▶ _PROBLEM DESCRIPTION_:
Look through the lines below and extract each one that contains "title".

──────── SUPPLIED RECORDS ────────

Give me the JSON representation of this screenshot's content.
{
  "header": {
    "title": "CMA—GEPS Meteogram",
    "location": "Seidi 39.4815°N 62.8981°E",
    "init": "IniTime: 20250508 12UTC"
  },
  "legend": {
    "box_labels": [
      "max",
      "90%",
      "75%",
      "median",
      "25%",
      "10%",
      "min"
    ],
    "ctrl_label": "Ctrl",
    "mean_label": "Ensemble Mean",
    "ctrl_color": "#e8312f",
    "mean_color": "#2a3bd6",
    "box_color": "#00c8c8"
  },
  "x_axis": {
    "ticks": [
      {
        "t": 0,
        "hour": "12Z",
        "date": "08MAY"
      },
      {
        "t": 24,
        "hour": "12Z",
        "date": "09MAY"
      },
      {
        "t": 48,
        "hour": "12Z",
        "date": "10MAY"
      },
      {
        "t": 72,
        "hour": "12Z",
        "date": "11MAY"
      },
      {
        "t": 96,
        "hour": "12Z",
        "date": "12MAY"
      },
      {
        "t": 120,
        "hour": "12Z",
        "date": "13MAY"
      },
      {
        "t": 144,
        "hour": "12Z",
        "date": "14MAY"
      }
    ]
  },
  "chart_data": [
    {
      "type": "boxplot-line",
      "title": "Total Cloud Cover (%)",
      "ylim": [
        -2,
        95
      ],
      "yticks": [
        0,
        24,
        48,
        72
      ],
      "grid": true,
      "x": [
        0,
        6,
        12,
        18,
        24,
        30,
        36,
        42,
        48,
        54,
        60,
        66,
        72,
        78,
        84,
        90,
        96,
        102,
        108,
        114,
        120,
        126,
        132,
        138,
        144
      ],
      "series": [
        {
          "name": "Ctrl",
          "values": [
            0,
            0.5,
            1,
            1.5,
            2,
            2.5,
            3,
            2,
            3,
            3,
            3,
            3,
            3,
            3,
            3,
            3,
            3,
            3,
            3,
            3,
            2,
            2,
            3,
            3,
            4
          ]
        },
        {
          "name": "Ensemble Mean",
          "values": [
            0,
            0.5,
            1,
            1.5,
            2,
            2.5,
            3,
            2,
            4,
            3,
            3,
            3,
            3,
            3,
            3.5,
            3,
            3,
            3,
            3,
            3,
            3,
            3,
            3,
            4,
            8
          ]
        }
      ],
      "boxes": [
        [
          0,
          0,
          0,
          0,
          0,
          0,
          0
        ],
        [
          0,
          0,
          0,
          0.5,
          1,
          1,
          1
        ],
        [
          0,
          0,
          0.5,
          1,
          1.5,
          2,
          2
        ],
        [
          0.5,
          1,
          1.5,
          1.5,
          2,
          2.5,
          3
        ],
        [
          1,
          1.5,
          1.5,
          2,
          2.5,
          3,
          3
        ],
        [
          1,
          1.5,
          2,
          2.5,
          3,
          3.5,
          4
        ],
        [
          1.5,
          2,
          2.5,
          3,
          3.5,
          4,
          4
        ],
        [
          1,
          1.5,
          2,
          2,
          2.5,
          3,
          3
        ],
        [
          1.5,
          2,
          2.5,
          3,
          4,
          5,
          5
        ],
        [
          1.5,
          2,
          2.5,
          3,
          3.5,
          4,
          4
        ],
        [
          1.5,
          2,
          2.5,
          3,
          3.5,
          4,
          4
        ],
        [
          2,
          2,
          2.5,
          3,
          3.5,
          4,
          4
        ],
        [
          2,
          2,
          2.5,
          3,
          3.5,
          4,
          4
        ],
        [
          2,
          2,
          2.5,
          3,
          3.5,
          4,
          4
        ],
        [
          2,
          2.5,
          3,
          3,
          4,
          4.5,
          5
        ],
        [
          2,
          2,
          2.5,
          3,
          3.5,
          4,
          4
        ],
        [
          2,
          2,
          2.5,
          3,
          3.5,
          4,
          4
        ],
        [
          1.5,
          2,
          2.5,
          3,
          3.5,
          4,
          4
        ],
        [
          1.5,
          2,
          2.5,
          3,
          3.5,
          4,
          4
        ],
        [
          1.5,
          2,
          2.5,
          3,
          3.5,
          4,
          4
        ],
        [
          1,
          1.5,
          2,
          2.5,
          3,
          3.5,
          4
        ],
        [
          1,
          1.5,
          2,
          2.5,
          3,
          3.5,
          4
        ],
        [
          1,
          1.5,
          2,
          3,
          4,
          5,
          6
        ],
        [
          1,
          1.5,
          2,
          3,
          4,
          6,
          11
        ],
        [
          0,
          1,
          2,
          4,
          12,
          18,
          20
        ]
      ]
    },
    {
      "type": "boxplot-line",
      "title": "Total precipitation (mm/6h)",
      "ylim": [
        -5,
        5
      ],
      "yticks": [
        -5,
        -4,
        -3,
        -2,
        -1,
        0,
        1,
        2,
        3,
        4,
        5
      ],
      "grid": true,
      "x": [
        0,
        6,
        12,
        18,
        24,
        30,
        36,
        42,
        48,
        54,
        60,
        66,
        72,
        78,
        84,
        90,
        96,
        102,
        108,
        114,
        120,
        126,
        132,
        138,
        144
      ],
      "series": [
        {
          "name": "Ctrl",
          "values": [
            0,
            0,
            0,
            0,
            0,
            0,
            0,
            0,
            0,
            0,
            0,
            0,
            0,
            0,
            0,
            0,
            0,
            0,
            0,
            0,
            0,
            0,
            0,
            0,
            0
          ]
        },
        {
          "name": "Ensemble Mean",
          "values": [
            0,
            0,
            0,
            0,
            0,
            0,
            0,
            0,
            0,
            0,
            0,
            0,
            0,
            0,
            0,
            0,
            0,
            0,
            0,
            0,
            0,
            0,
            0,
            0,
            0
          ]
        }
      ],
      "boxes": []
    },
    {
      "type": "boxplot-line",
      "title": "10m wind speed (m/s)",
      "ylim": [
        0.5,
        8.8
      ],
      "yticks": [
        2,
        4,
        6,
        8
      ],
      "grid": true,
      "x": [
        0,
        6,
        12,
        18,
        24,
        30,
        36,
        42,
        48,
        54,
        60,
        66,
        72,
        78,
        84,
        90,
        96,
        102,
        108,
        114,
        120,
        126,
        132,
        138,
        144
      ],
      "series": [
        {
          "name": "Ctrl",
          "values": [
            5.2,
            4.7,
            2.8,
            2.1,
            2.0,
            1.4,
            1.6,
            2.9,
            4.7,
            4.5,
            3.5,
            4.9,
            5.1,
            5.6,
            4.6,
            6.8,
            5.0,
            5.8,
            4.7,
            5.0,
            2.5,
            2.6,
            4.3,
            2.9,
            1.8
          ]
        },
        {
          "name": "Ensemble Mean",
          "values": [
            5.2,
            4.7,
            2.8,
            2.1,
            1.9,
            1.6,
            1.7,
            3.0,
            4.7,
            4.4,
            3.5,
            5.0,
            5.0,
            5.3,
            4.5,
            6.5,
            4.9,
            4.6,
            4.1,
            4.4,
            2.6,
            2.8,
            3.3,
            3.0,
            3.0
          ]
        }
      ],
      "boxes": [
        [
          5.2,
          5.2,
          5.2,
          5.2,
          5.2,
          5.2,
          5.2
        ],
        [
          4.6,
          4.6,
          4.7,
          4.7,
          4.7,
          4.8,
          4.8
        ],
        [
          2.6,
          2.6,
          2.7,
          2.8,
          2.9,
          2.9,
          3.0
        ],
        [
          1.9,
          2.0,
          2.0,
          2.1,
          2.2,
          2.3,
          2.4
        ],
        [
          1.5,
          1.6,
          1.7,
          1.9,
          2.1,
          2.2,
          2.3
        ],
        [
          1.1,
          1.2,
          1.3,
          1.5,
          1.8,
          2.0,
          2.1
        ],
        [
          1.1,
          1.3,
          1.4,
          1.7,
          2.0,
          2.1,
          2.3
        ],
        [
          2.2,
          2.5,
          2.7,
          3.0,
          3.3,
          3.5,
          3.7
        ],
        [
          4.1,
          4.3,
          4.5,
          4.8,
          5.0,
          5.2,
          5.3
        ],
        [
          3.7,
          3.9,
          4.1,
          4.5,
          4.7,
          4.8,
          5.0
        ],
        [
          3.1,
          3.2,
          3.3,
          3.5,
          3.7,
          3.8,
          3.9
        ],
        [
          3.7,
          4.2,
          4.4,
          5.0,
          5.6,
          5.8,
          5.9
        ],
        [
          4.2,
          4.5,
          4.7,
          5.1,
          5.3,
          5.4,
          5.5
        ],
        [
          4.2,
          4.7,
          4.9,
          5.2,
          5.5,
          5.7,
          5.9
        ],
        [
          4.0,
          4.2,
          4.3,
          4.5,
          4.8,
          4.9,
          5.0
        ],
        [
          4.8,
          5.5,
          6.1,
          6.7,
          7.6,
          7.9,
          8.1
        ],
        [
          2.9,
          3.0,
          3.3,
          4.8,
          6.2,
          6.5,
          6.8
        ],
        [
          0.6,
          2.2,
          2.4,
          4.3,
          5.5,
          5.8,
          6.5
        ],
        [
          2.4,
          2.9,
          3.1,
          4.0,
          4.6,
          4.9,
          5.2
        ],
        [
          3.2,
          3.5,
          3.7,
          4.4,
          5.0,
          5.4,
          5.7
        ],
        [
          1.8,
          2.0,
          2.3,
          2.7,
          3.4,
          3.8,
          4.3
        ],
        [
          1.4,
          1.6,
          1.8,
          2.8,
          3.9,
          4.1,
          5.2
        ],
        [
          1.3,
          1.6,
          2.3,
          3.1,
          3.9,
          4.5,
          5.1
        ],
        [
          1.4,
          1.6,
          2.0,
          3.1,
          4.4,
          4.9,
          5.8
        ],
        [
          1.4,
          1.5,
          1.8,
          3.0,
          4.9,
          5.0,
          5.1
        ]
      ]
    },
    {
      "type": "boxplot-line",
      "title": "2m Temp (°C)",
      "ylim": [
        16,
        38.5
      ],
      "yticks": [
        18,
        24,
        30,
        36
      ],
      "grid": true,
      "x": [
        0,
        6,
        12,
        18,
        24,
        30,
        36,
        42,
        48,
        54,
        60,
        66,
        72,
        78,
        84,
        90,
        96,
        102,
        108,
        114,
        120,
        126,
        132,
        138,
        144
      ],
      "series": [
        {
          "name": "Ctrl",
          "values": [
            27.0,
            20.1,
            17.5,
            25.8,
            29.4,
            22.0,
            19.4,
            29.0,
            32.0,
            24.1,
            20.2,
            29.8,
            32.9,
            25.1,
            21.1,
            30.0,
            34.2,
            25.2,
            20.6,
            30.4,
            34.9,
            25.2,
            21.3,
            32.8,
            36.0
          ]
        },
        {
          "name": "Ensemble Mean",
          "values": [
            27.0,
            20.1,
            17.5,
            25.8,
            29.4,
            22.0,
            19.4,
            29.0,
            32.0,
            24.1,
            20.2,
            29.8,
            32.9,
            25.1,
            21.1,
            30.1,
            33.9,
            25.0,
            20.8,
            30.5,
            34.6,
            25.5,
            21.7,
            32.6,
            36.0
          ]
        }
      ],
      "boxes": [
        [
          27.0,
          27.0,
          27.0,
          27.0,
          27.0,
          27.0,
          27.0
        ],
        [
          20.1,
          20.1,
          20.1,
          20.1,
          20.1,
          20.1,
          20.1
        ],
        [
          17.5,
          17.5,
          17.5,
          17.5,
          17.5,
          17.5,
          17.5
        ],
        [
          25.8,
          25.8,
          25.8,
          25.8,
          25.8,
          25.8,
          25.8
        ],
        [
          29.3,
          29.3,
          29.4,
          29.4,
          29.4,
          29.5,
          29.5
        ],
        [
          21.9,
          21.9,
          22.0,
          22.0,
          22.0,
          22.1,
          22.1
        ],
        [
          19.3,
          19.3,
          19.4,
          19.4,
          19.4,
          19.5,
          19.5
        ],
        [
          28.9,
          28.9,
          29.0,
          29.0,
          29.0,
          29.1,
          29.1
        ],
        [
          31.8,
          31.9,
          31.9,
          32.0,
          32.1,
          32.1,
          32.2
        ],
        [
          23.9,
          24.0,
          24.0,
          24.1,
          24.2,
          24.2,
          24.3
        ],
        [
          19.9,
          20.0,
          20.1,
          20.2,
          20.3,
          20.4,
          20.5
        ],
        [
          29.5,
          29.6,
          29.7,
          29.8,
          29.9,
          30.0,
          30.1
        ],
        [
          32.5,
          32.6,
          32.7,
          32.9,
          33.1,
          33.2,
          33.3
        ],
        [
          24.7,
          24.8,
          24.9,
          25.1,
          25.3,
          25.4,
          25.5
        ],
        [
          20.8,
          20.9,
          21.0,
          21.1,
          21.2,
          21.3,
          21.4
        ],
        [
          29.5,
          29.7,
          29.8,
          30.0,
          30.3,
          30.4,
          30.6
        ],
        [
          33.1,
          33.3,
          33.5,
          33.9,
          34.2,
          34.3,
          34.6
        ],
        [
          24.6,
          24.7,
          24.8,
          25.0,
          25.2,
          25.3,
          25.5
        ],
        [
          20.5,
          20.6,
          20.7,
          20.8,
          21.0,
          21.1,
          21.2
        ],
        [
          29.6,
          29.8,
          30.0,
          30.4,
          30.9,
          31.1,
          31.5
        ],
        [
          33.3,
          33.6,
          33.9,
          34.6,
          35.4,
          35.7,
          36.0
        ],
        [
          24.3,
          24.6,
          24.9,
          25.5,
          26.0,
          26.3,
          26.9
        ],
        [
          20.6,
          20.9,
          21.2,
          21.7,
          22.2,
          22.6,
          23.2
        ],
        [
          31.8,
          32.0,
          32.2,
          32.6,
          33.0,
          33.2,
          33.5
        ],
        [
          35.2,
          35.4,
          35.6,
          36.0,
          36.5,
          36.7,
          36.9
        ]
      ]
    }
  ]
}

────────

▶ _WORKED SOLUTION_:
    "title": "CMA—GEPS Meteogram",
      "title": "Total Cloud Cover (%)",
      "title": "Total precipitation (mm/6h)",
      "title": "10m wind speed (m/s)",
      "title": "2m Temp (°C)",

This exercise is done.